- TO BE DONE -
Reproduce the records below in full and word for word, excluding pictures.

- RECORDS FOR THE EXERCISE -
◇ ◇ ◇ ◇ ◇ ◇ ◇
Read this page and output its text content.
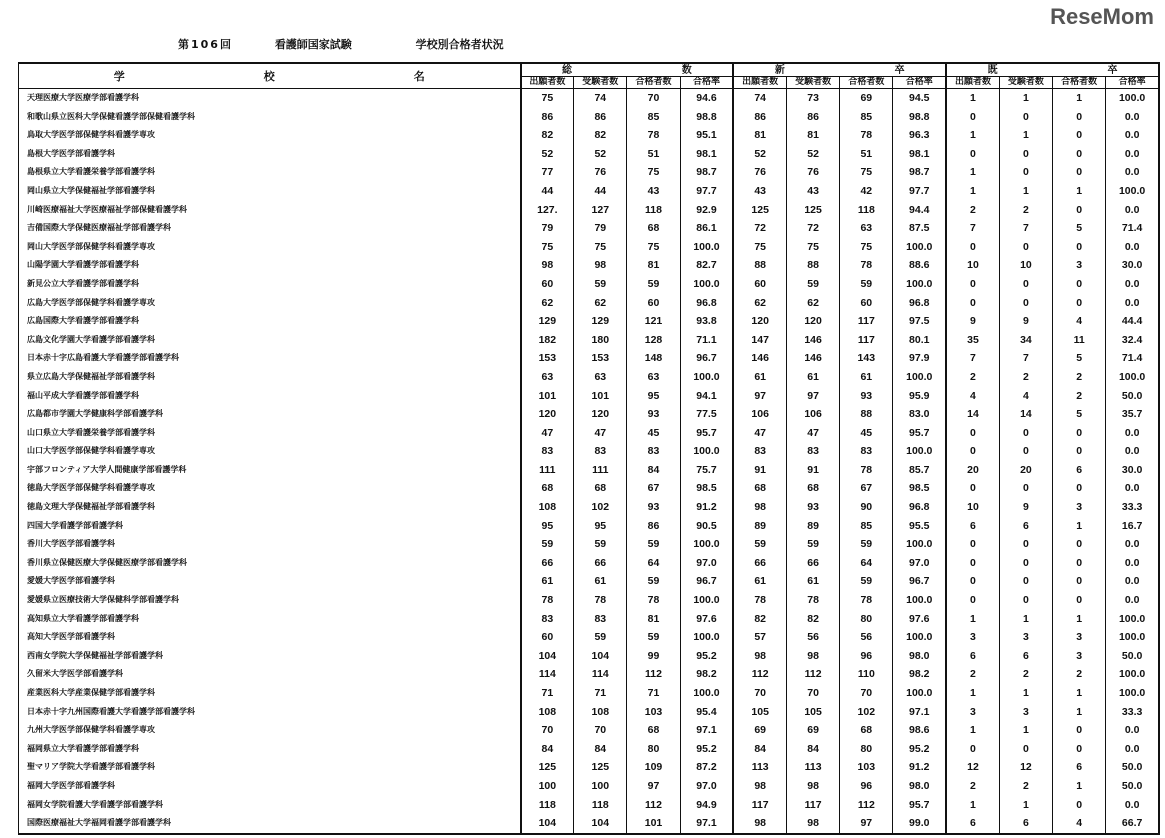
第106回	看護師国家試験	学校別合格者状況
学 校 名	総 数				新 卒				既 卒			
	出願者数	受験者数	合格者数	合格率	出願者数	受験者数	合格者数	合格率	出願者数	受験者数	合格者数	合格率
天理医療大学医療学部看護学科	75	74	70	94.6	74	73	69	94.5	1	1	1	100.0
和歌山県立医科大学保健看護学部保健看護学科	86	86	85	98.8	86	86	85	98.8	0	0	0	0.0
鳥取大学医学部保健学科看護学専攻	82	82	78	95.1	81	81	78	96.3	1	1	0	0.0
島根大学医学部看護学科	52	52	51	98.1	52	52	51	98.1	0	0	0	0.0
島根県立大学看護栄養学部看護学科	77	76	75	98.7	76	76	75	98.7	1	0	0	0.0
岡山県立大学保健福祉学部看護学科	44	44	43	97.7	43	43	42	97.7	1	1	1	100.0
川崎医療福祉大学医療福祉学部保健看護学科	127.	127	118	92.9	125	125	118	94.4	2	2	0	0.0
吉備国際大学保健医療福祉学部看護学科	79	79	68	86.1	72	72	63	87.5	7	7	5	71.4
岡山大学医学部保健学科看護学専攻	75	75	75	100.0	75	75	75	100.0	0	0	0	0.0
山陽学園大学看護学部看護学科	98	98	81	82.7	88	88	78	88.6	10	10	3	30.0
新見公立大学看護学部看護学科	60	59	59	100.0	60	59	59	100.0	0	0	0	0.0
広島大学医学部保健学科看護学専攻	62	62	60	96.8	62	62	60	96.8	0	0	0	0.0
広島国際大学看護学部看護学科	129	129	121	93.8	120	120	117	97.5	9	9	4	44.4
広島文化学園大学看護学部看護学科	182	180	128	71.1	147	146	117	80.1	35	34	11	32.4
日本赤十字広島看護大学看護学部看護学科	153	153	148	96.7	146	146	143	97.9	7	7	5	71.4
県立広島大学保健福祉学部看護学科	63	63	63	100.0	61	61	61	100.0	2	2	2	100.0
福山平成大学看護学部看護学科	101	101	95	94.1	97	97	93	95.9	4	4	2	50.0
広島都市学園大学健康科学部看護学科	120	120	93	77.5	106	106	88	83.0	14	14	5	35.7
山口県立大学看護栄養学部看護学科	47	47	45	95.7	47	47	45	95.7	0	0	0	0.0
山口大学医学部保健学科看護学専攻	83	83	83	100.0	83	83	83	100.0	0	0	0	0.0
宇部フロンティア大学人間健康学部看護学科	111	111	84	75.7	91	91	78	85.7	20	20	6	30.0
徳島大学医学部保健学科看護学専攻	68	68	67	98.5	68	68	67	98.5	0	0	0	0.0
徳島文理大学保健福祉学部看護学科	108	102	93	91.2	98	93	90	96.8	10	9	3	33.3
四国大学看護学部看護学科	95	95	86	90.5	89	89	85	95.5	6	6	1	16.7
香川大学医学部看護学科	59	59	59	100.0	59	59	59	100.0	0	0	0	0.0
香川県立保健医療大学保健医療学部看護学科	66	66	64	97.0	66	66	64	97.0	0	0	0	0.0
愛媛大学医学部看護学科	61	61	59	96.7	61	61	59	96.7	0	0	0	0.0
愛媛県立医療技術大学保健科学部看護学科	78	78	78	100.0	78	78	78	100.0	0	0	0	0.0
高知県立大学看護学部看護学科	83	83	81	97.6	82	82	80	97.6	1	1	1	100.0
高知大学医学部看護学科	60	59	59	100.0	57	56	56	100.0	3	3	3	100.0
西南女学院大学保健福祉学部看護学科	104	104	99	95.2	98	98	96	98.0	6	6	3	50.0
久留米大学医学部看護学科	114	114	112	98.2	112	112	110	98.2	2	2	2	100.0
産業医科大学産業保健学部看護学科	71	71	71	100.0	70	70	70	100.0	1	1	1	100.0
日本赤十字九州国際看護大学看護学部看護学科	108	108	103	95.4	105	105	102	97.1	3	3	1	33.3
九州大学医学部保健学科看護学専攻	70	70	68	97.1	69	69	68	98.6	1	1	0	0.0
福岡県立大学看護学部看護学科	84	84	80	95.2	84	84	80	95.2	0	0	0	0.0
聖マリア学院大学看護学部看護学科	125	125	109	87.2	113	113	103	91.2	12	12	6	50.0
福岡大学医学部看護学科	100	100	97	97.0	98	98	96	98.0	2	2	1	50.0
福岡女学院看護大学看護学部看護学科	118	118	112	94.9	117	117	112	95.7	1	1	0	0.0
国際医療福祉大学福岡看護学部看護学科	104	104	101	97.1	98	98	97	99.0	6	6	4	66.7
ReseMom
◇ ◇ ◇ ◇ ◇ ◇ ◇
- SOLUTION TO THIS TASK -
Read this page and output its text content.
第106回	看護師国家試験	学校別合格者状況
学 校 名	総 数				新 卒				既 卒			
	出願者数	受験者数	合格者数	合格率	出願者数	受験者数	合格者数	合格率	出願者数	受験者数	合格者数	合格率
天理医療大学医療学部看護学科	75	74	70	94.6	74	73	69	94.5	1	1	1	100.0
和歌山県立医科大学保健看護学部保健看護学科	86	86	85	98.8	86	86	85	98.8	0	0	0	0.0
鳥取大学医学部保健学科看護学専攻	82	82	78	95.1	81	81	78	96.3	1	1	0	0.0
島根大学医学部看護学科	52	52	51	98.1	52	52	51	98.1	0	0	0	0.0
島根県立大学看護栄養学部看護学科	77	76	75	98.7	76	76	75	98.7	1	0	0	0.0
岡山県立大学保健福祉学部看護学科	44	44	43	97.7	43	43	42	97.7	1	1	1	100.0
川崎医療福祉大学医療福祉学部保健看護学科	127.	127	118	92.9	125	125	118	94.4	2	2	0	0.0
吉備国際大学保健医療福祉学部看護学科	79	79	68	86.1	72	72	63	87.5	7	7	5	71.4
岡山大学医学部保健学科看護学専攻	75	75	75	100.0	75	75	75	100.0	0	0	0	0.0
山陽学園大学看護学部看護学科	98	98	81	82.7	88	88	78	88.6	10	10	3	30.0
新見公立大学看護学部看護学科	60	59	59	100.0	60	59	59	100.0	0	0	0	0.0
広島大学医学部保健学科看護学専攻	62	62	60	96.8	62	62	60	96.8	0	0	0	0.0
広島国際大学看護学部看護学科	129	129	121	93.8	120	120	117	97.5	9	9	4	44.4
広島文化学園大学看護学部看護学科	182	180	128	71.1	147	146	117	80.1	35	34	11	32.4
日本赤十字広島看護大学看護学部看護学科	153	153	148	96.7	146	146	143	97.9	7	7	5	71.4
県立広島大学保健福祉学部看護学科	63	63	63	100.0	61	61	61	100.0	2	2	2	100.0
福山平成大学看護学部看護学科	101	101	95	94.1	97	97	93	95.9	4	4	2	50.0
広島都市学園大学健康科学部看護学科	120	120	93	77.5	106	106	88	83.0	14	14	5	35.7
山口県立大学看護栄養学部看護学科	47	47	45	95.7	47	47	45	95.7	0	0	0	0.0
山口大学医学部保健学科看護学専攻	83	83	83	100.0	83	83	83	100.0	0	0	0	0.0
宇部フロンティア大学人間健康学部看護学科	111	111	84	75.7	91	91	78	85.7	20	20	6	30.0
徳島大学医学部保健学科看護学専攻	68	68	67	98.5	68	68	67	98.5	0	0	0	0.0
徳島文理大学保健福祉学部看護学科	108	102	93	91.2	98	93	90	96.8	10	9	3	33.3
四国大学看護学部看護学科	95	95	86	90.5	89	89	85	95.5	6	6	1	16.7
香川大学医学部看護学科	59	59	59	100.0	59	59	59	100.0	0	0	0	0.0
香川県立保健医療大学保健医療学部看護学科	66	66	64	97.0	66	66	64	97.0	0	0	0	0.0
愛媛大学医学部看護学科	61	61	59	96.7	61	61	59	96.7	0	0	0	0.0
愛媛県立医療技術大学保健科学部看護学科	78	78	78	100.0	78	78	78	100.0	0	0	0	0.0
高知県立大学看護学部看護学科	83	83	81	97.6	82	82	80	97.6	1	1	1	100.0
高知大学医学部看護学科	60	59	59	100.0	57	56	56	100.0	3	3	3	100.0
西南女学院大学保健福祉学部看護学科	104	104	99	95.2	98	98	96	98.0	6	6	3	50.0
久留米大学医学部看護学科	114	114	112	98.2	112	112	110	98.2	2	2	2	100.0
産業医科大学産業保健学部看護学科	71	71	71	100.0	70	70	70	100.0	1	1	1	100.0
日本赤十字九州国際看護大学看護学部看護学科	108	108	103	95.4	105	105	102	97.1	3	3	1	33.3
九州大学医学部保健学科看護学専攻	70	70	68	97.1	69	69	68	98.6	1	1	0	0.0
福岡県立大学看護学部看護学科	84	84	80	95.2	84	84	80	95.2	0	0	0	0.0
聖マリア学院大学看護学部看護学科	125	125	109	87.2	113	113	103	91.2	12	12	6	50.0
福岡大学医学部看護学科	100	100	97	97.0	98	98	96	98.0	2	2	1	50.0
福岡女学院看護大学看護学部看護学科	118	118	112	94.9	117	117	112	95.7	1	1	0	0.0
国際医療福祉大学福岡看護学部看護学科	104	104	101	97.1	98	98	97	99.0	6	6	4	66.7
ReseMom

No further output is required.